Work to complete: Produce a verbatim copy of the entries listed below.

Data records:

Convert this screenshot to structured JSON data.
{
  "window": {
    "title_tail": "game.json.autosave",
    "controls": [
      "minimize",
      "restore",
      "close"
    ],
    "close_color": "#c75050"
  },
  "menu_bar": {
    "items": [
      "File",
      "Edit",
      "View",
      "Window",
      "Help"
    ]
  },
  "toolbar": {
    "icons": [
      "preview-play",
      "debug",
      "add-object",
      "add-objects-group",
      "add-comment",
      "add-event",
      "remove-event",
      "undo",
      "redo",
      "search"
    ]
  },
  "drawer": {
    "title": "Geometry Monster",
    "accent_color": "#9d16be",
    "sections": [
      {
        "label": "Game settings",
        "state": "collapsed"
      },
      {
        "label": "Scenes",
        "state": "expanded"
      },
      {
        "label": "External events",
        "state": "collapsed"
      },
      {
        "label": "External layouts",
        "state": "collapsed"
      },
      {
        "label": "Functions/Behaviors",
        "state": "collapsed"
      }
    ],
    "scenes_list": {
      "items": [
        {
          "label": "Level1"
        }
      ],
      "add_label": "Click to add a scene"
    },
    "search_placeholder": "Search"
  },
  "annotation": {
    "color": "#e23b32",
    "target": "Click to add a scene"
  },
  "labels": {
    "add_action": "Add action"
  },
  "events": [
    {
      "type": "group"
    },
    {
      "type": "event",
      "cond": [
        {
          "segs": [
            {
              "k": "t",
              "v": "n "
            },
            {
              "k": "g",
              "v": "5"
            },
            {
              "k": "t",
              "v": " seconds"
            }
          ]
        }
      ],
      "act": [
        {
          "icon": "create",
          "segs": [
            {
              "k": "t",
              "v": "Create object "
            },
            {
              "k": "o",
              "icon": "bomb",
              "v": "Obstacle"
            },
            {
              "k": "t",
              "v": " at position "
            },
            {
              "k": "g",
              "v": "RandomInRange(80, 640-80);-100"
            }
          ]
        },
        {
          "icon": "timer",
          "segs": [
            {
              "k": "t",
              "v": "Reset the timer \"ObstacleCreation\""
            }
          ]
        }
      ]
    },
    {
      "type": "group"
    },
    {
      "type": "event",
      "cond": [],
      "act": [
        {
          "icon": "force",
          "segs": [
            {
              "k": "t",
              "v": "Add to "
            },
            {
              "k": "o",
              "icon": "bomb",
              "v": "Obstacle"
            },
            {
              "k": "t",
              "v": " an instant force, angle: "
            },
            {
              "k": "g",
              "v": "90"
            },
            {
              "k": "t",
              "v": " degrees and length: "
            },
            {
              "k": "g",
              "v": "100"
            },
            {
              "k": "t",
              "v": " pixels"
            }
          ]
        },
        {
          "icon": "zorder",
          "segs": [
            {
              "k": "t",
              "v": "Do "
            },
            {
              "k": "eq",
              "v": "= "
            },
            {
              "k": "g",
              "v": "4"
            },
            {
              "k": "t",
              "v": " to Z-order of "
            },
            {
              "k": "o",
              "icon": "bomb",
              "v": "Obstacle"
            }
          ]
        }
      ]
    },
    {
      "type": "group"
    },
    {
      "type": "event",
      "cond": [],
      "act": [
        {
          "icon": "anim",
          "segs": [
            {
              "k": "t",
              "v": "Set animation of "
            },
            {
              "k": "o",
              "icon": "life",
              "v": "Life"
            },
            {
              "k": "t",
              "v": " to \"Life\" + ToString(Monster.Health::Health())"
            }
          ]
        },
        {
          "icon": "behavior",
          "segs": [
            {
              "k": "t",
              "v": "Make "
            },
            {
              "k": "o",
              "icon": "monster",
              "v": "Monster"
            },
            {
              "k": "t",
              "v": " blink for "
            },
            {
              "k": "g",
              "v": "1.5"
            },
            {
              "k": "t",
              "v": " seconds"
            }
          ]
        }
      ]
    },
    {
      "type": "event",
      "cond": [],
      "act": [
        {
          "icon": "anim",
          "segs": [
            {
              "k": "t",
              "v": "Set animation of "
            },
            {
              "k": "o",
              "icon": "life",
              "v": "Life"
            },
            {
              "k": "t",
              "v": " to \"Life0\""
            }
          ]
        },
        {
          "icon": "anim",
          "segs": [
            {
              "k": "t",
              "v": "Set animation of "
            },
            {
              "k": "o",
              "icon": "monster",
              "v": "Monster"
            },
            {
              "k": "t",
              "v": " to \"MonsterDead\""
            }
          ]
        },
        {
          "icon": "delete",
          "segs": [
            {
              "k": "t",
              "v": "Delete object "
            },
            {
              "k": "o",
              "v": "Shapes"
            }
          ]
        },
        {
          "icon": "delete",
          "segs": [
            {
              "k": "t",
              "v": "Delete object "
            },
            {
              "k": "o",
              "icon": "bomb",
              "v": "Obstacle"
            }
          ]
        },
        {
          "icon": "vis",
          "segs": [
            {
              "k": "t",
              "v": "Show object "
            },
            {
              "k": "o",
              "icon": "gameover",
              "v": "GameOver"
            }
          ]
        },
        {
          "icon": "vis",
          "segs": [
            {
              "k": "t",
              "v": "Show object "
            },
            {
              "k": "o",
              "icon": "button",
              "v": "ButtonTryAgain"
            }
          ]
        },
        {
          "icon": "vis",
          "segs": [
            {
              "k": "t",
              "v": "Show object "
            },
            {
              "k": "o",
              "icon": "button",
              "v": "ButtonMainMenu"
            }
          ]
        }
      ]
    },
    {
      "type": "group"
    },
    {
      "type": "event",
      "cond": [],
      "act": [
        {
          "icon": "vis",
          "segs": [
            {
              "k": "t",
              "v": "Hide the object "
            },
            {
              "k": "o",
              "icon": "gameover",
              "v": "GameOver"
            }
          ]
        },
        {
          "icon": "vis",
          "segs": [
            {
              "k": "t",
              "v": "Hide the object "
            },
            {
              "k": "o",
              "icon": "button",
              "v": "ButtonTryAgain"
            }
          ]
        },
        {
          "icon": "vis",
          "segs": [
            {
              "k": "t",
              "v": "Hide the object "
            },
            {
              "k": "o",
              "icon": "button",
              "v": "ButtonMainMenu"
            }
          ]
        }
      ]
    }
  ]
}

Answer to this problem:
Convert this screenshot to structured JSON data.
{
  "window": {
    "title_tail": "game.json.autosave",
    "controls": [
      "minimize",
      "restore",
      "close"
    ],
    "close_color": "#c75050"
  },
  "menu_bar": {
    "items": [
      "File",
      "Edit",
      "View",
      "Window",
      "Help"
    ]
  },
  "toolbar": {
    "icons": [
      "preview-play",
      "debug",
      "add-object",
      "add-objects-group",
      "add-comment",
      "add-event",
      "remove-event",
      "undo",
      "redo",
      "search"
    ]
  },
  "drawer": {
    "title": "Geometry Monster",
    "accent_color": "#9d16be",
    "sections": [
      {
        "label": "Game settings",
        "state": "collapsed"
      },
      {
        "label": "Scenes",
        "state": "expanded"
      },
      {
        "label": "External events",
        "state": "collapsed"
      },
      {
        "label": "External layouts",
        "state": "collapsed"
      },
      {
        "label": "Functions/Behaviors",
        "state": "collapsed"
      }
    ],
    "scenes_list": {
      "items": [
        {
          "label": "Level1"
        }
      ],
      "add_label": "Click to add a scene"
    },
    "search_placeholder": "Search"
  },
  "annotation": {
    "color": "#e23b32",
    "target": "Click to add a scene"
  },
  "labels": {
    "add_action": "Add action"
  },
  "events": [
    {
      "type": "group"
    },
    {
      "type": "event",
      "cond": [
        {
          "segs": [
            {
              "k": "t",
              "v": "n "
            },
            {
              "k": "g",
              "v": "5"
            },
            {
              "k": "t",
              "v": " seconds"
            }
          ]
        }
      ],
      "act": [
        {
          "icon": "create",
          "segs": [
            {
              "k": "t",
              "v": "Create object "
            },
            {
              "k": "o",
              "icon": "bomb",
              "v": "Obstacle"
            },
            {
              "k": "t",
              "v": " at position "
            },
            {
              "k": "g",
              "v": "RandomInRange(80, 640-80);-100"
            }
          ]
        },
        {
          "icon": "timer",
          "segs": [
            {
              "k": "t",
              "v": "Reset the timer \"ObstacleCreation\""
            }
          ]
        }
      ]
    },
    {
      "type": "group"
    },
    {
      "type": "event",
      "cond": [],
      "act": [
        {
          "icon": "force",
          "segs": [
            {
              "k": "t",
              "v": "Add to "
            },
            {
              "k": "o",
              "icon": "bomb",
              "v": "Obstacle"
            },
            {
              "k": "t",
              "v": " an instant force, angle: "
            },
            {
              "k": "g",
              "v": "90"
            },
            {
              "k": "t",
              "v": " degrees and length: "
            },
            {
              "k": "g",
              "v": "100"
            },
            {
              "k": "t",
              "v": " pixels"
            }
          ]
        },
        {
          "icon": "zorder",
          "segs": [
            {
              "k": "t",
              "v": "Do "
            },
            {
              "k": "eq",
              "v": "= "
            },
            {
              "k": "g",
              "v": "4"
            },
            {
              "k": "t",
              "v": " to Z-order of "
            },
            {
              "k": "o",
              "icon": "bomb",
              "v": "Obstacle"
            }
          ]
        }
      ]
    },
    {
      "type": "group"
    },
    {
      "type": "event",
      "cond": [],
      "act": [
        {
          "icon": "anim",
          "segs": [
            {
              "k": "t",
              "v": "Set animation of "
            },
            {
              "k": "o",
              "icon": "life",
              "v": "Life"
            },
            {
              "k": "t",
              "v": " to \"Life\" + ToString(Monster.Health::Health())"
            }
          ]
        },
        {
          "icon": "behavior",
          "segs": [
            {
              "k": "t",
              "v": "Make "
            },
            {
              "k": "o",
              "icon": "monster",
              "v": "Monster"
            },
            {
              "k": "t",
              "v": " blink for "
            },
            {
              "k": "g",
              "v": "1.5"
            },
            {
              "k": "t",
              "v": " seconds"
            }
          ]
        }
      ]
    },
    {
      "type": "event",
      "cond": [],
      "act": [
        {
          "icon": "anim",
          "segs": [
            {
              "k": "t",
              "v": "Set animation of "
            },
            {
              "k": "o",
              "icon": "life",
              "v": "Life"
            },
            {
              "k": "t",
              "v": " to \"Life0\""
            }
          ]
        },
        {
          "icon": "anim",
          "segs": [
            {
              "k": "t",
              "v": "Set animation of "
            },
            {
              "k": "o",
              "icon": "monster",
              "v": "Monster"
            },
            {
              "k": "t",
              "v": " to \"MonsterDead\""
            }
          ]
        },
        {
          "icon": "delete",
          "segs": [
            {
              "k": "t",
              "v": "Delete object "
            },
            {
              "k": "o",
              "v": "Shapes"
            }
          ]
        },
        {
          "icon": "delete",
          "segs": [
            {
              "k": "t",
              "v": "Delete object "
            },
            {
              "k": "o",
              "icon": "bomb",
              "v": "Obstacle"
            }
          ]
        },
        {
          "icon": "vis",
          "segs": [
            {
              "k": "t",
              "v": "Show object "
            },
            {
              "k": "o",
              "icon": "gameover",
              "v": "GameOver"
            }
          ]
        },
        {
          "icon": "vis",
          "segs": [
            {
              "k": "t",
              "v": "Show object "
            },
            {
              "k": "o",
              "icon": "button",
              "v": "ButtonTryAgain"
            }
          ]
        },
        {
          "icon": "vis",
          "segs": [
            {
              "k": "t",
              "v": "Show object "
            },
            {
              "k": "o",
              "icon": "button",
              "v": "ButtonMainMenu"
            }
          ]
        }
      ]
    },
    {
      "type": "group"
    },
    {
      "type": "event",
      "cond": [],
      "act": [
        {
          "icon": "vis",
          "segs": [
            {
              "k": "t",
              "v": "Hide the object "
            },
            {
              "k": "o",
              "icon": "gameover",
              "v": "GameOver"
            }
          ]
        },
        {
          "icon": "vis",
          "segs": [
            {
              "k": "t",
              "v": "Hide the object "
            },
            {
              "k": "o",
              "icon": "button",
              "v": "ButtonTryAgain"
            }
          ]
        },
        {
          "icon": "vis",
          "segs": [
            {
              "k": "t",
              "v": "Hide the object "
            },
            {
              "k": "o",
              "icon": "button",
              "v": "ButtonMainMenu"
            }
          ]
        }
      ]
    }
  ]
}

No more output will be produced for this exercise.